■ What you need to do:
Find every line in the records below that holds the word "Scenarij", and copy each one.

■ Material for this exercise:
▼▼▼

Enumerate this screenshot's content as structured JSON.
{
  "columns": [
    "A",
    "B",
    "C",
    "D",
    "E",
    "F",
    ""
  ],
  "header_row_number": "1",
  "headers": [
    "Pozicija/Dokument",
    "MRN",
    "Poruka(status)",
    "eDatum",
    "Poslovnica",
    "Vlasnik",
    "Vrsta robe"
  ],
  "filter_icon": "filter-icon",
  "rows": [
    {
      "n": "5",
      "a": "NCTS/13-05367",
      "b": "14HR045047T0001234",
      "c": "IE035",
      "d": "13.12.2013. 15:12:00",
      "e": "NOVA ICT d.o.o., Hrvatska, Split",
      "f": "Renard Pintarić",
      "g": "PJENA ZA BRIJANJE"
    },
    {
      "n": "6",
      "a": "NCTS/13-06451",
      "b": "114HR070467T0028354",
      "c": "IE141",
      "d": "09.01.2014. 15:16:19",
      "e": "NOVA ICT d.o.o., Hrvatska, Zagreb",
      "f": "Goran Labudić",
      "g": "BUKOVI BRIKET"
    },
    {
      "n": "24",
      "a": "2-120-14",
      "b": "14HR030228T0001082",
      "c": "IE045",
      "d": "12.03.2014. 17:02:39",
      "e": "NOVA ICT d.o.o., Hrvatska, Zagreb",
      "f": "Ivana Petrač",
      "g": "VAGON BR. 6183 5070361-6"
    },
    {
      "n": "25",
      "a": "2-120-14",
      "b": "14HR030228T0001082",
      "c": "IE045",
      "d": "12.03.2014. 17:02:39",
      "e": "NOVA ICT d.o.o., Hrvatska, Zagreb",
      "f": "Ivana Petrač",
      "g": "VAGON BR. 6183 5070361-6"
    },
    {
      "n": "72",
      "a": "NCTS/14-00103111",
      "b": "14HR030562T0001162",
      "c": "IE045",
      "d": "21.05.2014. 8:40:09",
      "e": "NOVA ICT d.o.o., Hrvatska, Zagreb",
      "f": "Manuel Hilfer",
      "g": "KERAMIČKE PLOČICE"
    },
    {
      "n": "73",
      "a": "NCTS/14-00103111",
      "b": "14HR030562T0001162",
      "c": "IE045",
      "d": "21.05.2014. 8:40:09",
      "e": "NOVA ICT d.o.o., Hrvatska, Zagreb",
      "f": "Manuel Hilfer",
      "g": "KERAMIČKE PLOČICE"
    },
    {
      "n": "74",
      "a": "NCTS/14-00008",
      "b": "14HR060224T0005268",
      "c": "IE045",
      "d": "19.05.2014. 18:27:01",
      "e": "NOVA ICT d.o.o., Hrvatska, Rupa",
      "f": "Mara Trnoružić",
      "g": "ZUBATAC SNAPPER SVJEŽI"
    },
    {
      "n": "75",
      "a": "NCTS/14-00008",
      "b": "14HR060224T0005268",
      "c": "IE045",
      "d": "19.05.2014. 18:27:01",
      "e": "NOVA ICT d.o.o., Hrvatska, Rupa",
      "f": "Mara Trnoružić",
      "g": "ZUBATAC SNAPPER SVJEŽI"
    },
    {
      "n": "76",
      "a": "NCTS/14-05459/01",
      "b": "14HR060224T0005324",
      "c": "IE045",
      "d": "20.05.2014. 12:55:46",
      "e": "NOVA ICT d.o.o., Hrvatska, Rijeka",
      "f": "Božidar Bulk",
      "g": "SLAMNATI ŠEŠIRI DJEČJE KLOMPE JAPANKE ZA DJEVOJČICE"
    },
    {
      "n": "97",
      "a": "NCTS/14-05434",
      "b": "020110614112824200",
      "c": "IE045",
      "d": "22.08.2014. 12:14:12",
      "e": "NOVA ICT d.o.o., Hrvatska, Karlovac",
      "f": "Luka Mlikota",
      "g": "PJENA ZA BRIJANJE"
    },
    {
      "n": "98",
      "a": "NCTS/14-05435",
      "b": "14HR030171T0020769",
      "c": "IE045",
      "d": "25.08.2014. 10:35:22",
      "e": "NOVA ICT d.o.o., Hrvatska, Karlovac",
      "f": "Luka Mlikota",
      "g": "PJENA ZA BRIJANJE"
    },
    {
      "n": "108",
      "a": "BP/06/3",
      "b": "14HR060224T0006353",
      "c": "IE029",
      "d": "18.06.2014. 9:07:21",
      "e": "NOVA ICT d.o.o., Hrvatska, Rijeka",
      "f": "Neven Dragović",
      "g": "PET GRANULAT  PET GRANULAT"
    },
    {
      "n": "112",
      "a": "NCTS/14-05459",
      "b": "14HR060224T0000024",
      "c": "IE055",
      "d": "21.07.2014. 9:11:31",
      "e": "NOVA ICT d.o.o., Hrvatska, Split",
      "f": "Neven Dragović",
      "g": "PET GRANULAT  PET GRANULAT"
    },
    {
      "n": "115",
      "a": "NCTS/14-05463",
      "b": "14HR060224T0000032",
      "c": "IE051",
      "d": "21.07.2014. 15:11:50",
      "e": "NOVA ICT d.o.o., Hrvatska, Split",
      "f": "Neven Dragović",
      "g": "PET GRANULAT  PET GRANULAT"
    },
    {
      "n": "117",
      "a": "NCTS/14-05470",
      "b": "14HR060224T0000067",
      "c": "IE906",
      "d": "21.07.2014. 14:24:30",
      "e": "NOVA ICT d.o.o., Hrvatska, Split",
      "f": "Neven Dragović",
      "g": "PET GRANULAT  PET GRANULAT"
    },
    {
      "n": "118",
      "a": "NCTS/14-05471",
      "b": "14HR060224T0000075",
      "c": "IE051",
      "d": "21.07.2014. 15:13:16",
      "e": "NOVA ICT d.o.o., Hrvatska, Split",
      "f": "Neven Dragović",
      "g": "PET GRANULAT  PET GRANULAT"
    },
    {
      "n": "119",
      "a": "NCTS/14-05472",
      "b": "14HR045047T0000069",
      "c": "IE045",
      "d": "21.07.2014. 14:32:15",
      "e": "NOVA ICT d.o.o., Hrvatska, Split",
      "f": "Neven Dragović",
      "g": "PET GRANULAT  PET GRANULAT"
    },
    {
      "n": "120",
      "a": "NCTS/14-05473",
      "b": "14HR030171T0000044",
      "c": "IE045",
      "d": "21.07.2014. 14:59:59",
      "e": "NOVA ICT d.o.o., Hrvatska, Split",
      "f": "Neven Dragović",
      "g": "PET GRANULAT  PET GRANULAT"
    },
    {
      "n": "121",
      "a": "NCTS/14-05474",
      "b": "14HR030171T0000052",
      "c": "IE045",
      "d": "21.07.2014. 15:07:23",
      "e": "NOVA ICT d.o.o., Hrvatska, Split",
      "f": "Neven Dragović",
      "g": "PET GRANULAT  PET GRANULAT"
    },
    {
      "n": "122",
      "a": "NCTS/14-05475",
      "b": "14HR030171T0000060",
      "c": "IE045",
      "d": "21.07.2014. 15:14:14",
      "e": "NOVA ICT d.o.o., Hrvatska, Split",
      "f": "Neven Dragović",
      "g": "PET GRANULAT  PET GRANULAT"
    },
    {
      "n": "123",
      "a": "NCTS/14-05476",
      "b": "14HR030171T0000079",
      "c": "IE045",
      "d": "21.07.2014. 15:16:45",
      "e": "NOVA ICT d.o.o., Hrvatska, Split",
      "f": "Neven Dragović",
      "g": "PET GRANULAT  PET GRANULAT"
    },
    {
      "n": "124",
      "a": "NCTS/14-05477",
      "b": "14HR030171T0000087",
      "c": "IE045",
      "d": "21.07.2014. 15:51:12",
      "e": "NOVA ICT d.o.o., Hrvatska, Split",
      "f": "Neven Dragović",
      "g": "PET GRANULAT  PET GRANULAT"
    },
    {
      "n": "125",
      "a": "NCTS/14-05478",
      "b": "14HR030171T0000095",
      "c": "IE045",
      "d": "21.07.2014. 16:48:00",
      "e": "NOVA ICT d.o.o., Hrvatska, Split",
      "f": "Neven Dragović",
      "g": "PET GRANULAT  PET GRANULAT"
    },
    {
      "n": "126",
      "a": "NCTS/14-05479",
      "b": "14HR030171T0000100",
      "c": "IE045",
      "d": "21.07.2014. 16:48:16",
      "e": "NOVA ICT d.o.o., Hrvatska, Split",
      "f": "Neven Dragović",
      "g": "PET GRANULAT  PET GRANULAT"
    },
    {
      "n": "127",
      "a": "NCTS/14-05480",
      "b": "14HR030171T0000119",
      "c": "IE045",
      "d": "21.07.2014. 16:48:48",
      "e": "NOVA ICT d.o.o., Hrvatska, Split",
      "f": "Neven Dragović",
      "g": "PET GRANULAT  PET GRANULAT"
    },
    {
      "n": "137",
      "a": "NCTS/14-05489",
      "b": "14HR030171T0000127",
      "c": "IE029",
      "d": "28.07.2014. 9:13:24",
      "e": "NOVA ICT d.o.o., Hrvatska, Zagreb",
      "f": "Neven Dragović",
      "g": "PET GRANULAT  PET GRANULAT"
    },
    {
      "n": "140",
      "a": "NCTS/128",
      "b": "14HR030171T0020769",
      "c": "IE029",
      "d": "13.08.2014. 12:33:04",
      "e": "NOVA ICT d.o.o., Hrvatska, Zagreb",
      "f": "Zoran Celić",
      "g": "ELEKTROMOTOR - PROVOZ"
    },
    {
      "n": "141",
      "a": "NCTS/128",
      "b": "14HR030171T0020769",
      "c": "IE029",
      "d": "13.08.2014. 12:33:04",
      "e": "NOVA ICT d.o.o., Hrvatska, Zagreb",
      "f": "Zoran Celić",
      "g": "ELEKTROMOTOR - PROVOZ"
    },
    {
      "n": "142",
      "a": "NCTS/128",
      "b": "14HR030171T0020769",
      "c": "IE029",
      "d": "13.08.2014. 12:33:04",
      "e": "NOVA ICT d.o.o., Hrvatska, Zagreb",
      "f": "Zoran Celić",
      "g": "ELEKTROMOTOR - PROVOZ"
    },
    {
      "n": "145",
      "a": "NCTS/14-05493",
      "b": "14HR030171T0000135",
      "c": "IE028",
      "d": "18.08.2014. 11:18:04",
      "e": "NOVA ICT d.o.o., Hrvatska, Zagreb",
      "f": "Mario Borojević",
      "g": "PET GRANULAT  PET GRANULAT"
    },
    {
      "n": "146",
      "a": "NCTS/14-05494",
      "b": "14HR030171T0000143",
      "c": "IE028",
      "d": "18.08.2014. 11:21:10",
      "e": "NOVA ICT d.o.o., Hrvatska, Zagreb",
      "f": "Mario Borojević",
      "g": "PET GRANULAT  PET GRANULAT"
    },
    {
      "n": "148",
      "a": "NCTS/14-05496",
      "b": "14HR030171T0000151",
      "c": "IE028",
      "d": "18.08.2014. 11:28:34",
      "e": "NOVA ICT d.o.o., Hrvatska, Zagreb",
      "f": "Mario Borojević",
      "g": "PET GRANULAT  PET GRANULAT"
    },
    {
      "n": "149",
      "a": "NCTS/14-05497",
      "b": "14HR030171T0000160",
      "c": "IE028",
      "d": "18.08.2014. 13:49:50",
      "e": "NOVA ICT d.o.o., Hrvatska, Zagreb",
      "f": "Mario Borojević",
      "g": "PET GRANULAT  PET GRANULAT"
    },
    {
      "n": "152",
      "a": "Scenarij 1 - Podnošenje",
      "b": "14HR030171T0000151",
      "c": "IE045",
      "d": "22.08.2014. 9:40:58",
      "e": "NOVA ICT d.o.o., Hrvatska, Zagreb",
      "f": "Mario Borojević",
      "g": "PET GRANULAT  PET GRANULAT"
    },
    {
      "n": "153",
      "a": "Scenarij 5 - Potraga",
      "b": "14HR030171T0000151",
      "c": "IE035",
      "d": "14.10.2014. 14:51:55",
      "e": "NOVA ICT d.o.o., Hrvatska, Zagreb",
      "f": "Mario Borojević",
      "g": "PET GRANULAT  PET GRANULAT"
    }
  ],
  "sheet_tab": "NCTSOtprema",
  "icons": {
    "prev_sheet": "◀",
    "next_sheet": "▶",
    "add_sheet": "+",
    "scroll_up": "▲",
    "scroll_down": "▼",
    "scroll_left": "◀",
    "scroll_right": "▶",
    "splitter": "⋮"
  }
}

▲▲▲

■ Solved exercise:
      "a": "Scenarij 1 - Podnošenje",
      "a": "Scenarij 5 - Potraga",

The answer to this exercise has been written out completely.